-- start --

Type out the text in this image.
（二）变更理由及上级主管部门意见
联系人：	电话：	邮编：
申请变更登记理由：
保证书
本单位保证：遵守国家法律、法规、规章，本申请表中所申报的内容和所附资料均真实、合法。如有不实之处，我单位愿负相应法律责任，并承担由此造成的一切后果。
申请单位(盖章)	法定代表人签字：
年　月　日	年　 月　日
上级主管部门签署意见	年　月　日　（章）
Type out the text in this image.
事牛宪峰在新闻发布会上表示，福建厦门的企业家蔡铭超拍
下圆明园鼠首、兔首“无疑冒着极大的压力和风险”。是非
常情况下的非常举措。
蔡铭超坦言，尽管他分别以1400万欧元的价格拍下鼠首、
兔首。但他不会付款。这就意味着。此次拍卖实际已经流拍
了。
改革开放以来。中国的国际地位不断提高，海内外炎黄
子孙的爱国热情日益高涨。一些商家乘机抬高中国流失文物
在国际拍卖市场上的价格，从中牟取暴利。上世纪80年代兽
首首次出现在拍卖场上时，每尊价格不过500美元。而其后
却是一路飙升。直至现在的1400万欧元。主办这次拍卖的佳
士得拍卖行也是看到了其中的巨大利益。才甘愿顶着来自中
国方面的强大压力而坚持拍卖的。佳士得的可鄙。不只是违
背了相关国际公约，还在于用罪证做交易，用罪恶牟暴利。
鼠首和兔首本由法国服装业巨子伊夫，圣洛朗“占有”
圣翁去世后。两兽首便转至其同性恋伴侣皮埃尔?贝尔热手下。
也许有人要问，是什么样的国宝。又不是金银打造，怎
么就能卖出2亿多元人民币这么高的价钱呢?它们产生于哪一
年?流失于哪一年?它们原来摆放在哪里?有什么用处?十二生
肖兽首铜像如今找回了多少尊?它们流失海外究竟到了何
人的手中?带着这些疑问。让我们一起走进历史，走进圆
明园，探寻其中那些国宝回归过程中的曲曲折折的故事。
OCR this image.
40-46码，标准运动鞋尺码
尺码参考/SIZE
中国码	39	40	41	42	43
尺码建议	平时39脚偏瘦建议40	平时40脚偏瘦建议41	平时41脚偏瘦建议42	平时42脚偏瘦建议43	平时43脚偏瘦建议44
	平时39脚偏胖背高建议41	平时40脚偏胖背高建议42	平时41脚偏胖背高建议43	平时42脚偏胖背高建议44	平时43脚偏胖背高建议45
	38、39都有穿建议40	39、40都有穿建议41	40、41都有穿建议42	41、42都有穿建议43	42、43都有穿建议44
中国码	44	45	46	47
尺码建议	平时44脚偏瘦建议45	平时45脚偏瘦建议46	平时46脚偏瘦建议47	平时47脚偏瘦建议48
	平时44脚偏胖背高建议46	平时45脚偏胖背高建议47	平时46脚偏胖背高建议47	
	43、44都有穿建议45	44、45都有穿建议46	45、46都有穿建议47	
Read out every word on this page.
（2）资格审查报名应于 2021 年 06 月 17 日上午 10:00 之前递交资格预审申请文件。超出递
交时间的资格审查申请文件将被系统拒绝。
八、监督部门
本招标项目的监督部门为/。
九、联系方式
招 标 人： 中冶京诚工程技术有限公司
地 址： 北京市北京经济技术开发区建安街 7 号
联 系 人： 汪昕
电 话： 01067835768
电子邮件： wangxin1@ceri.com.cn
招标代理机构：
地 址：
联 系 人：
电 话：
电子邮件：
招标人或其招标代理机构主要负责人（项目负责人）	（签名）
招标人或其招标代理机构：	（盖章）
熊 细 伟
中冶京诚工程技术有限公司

-- end --

- Task details -
Return the lines above, from the one containing "Read out every word on this page." to the end, exactly as they stand.

- Reply to the exercise -
Read out every word on this page.
（2）资格审查报名应于 2021 年 06 月 17 日上午 10:00 之前递交资格预审申请文件。超出递
交时间的资格审查申请文件将被系统拒绝。
八、监督部门
本招标项目的监督部门为/。
九、联系方式
招 标 人： 中冶京诚工程技术有限公司
地 址： 北京市北京经济技术开发区建安街 7 号
联 系 人： 汪昕
电 话： 01067835768
电子邮件： wangxin1@ceri.com.cn
招标代理机构：
地 址：
联 系 人：
电 话：
电子邮件：
招标人或其招标代理机构主要负责人（项目负责人）	（签名）
招标人或其招标代理机构：	（盖章）
熊 细 伟
中冶京诚工程技术有限公司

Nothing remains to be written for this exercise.